EXERCISE REQUIREMENTS:
Extract the text of each entry below exactly, leaving every image behind.

RECORDS:
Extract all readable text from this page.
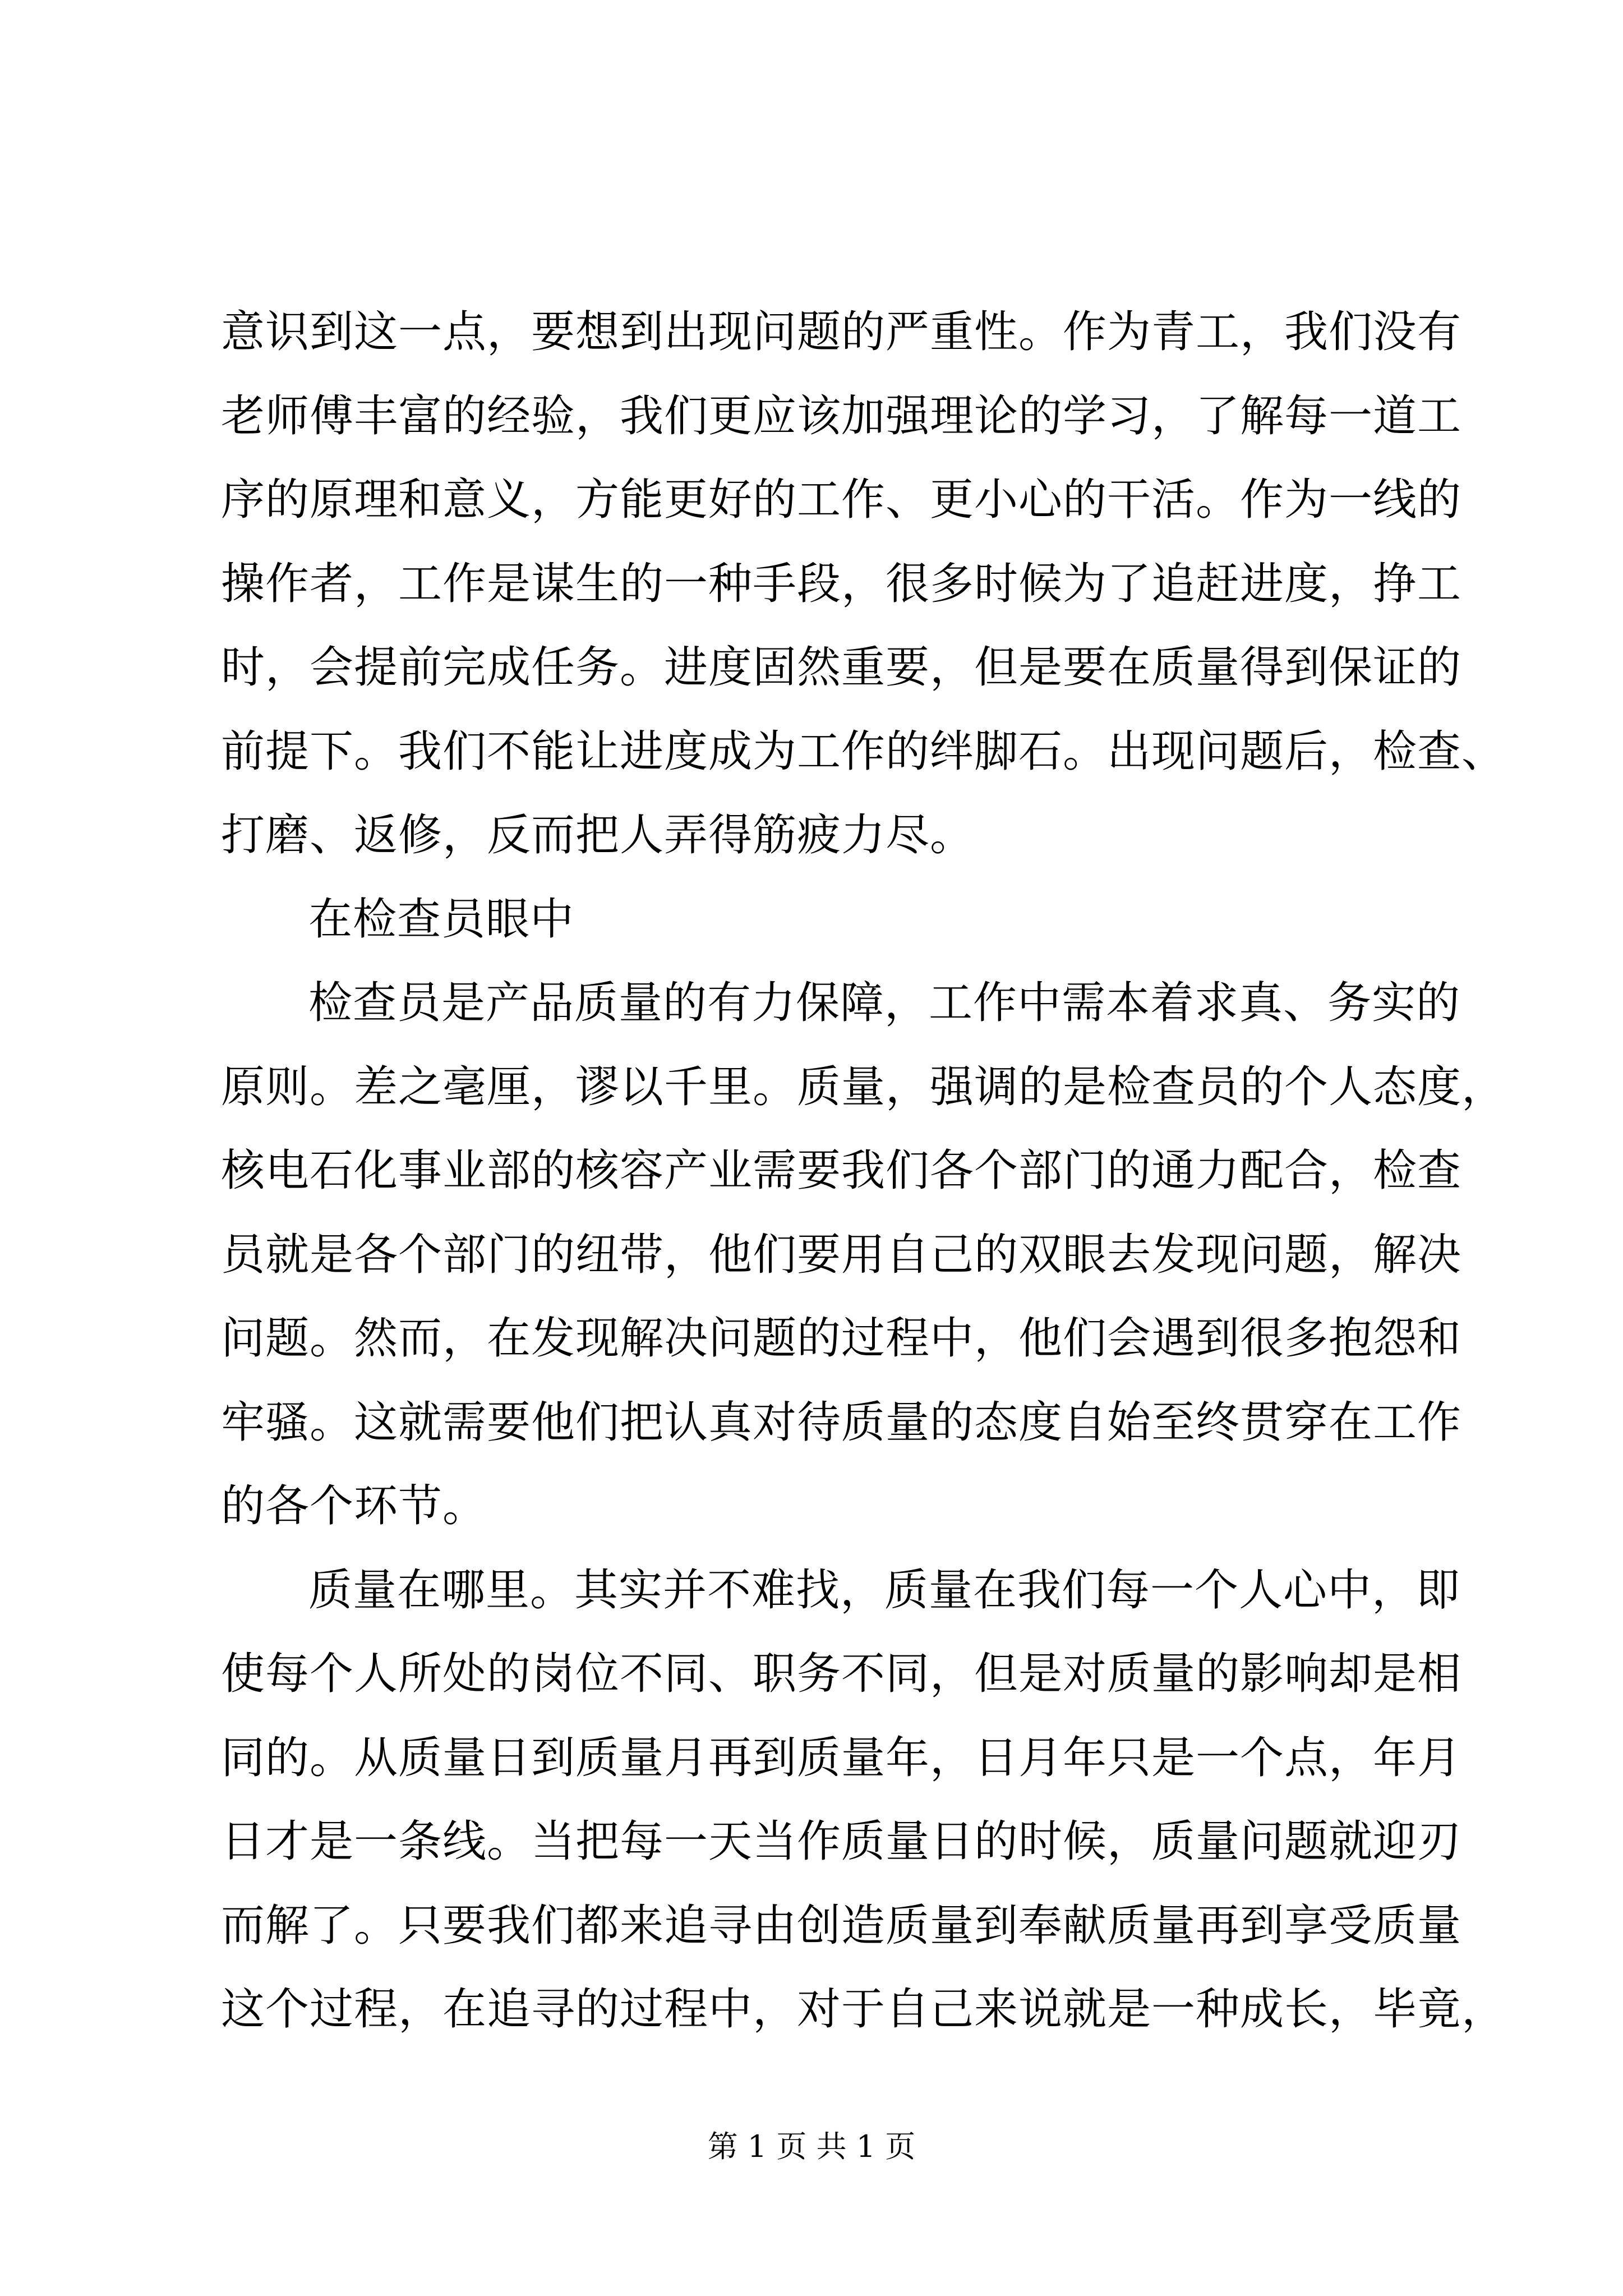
意识到这一点，要想到出现问题的严重性。作为青工，我们没有
老师傅丰富的经验，我们更应该加强理论的学习，了解每一道工
序的原理和意义，方能更好的工作、更小心的干活。作为一线的
操作者，工作是谋生的一种手段，很多时候为了追赶进度，挣工
时，会提前完成任务。进度固然重要，但是要在质量得到保证的
前提下。我们不能让进度成为工作的绊脚石。出现问题后，检查、
打磨、返修，反而把人弄得筋疲力尽。
在检查员眼中
检查员是产品质量的有力保障，工作中需本着求真、务实的
原则。差之毫厘，谬以千里。质量，强调的是检查员的个人态度，
核电石化事业部的核容产业需要我们各个部门的通力配合，检查
员就是各个部门的纽带，他们要用自己的双眼去发现问题，解决
问题。然而，在发现解决问题的过程中，他们会遇到很多抱怨和
牢骚。这就需要他们把认真对待质量的态度自始至终贯穿在工作
的各个环节。
质量在哪里。其实并不难找，质量在我们每一个人心中，即
使每个人所处的岗位不同、职务不同，但是对质量的影响却是相
同的。从质量日到质量月再到质量年，日月年只是一个点，年月
日才是一条线。当把每一天当作质量日的时候，质量问题就迎刃
而解了。只要我们都来追寻由创造质量到奉献质量再到享受质量
这个过程，在追寻的过程中，对于自己来说就是一种成长，毕竟，
第 1 页 共 1 页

RESPONSE FOR THIS EXERCISE:
Extract all readable text from this page.
意识到这一点，要想到出现问题的严重性。作为青工，我们没有
老师傅丰富的经验，我们更应该加强理论的学习，了解每一道工
序的原理和意义，方能更好的工作、更小心的干活。作为一线的
操作者，工作是谋生的一种手段，很多时候为了追赶进度，挣工
时，会提前完成任务。进度固然重要，但是要在质量得到保证的
前提下。我们不能让进度成为工作的绊脚石。出现问题后，检查、
打磨、返修，反而把人弄得筋疲力尽。
在检查员眼中
检查员是产品质量的有力保障，工作中需本着求真、务实的
原则。差之毫厘，谬以千里。质量，强调的是检查员的个人态度，
核电石化事业部的核容产业需要我们各个部门的通力配合，检查
员就是各个部门的纽带，他们要用自己的双眼去发现问题，解决
问题。然而，在发现解决问题的过程中，他们会遇到很多抱怨和
牢骚。这就需要他们把认真对待质量的态度自始至终贯穿在工作
的各个环节。
质量在哪里。其实并不难找，质量在我们每一个人心中，即
使每个人所处的岗位不同、职务不同，但是对质量的影响却是相
同的。从质量日到质量月再到质量年，日月年只是一个点，年月
日才是一条线。当把每一天当作质量日的时候，质量问题就迎刃
而解了。只要我们都来追寻由创造质量到奉献质量再到享受质量
这个过程，在追寻的过程中，对于自己来说就是一种成长，毕竟，
第 1 页 共 1 页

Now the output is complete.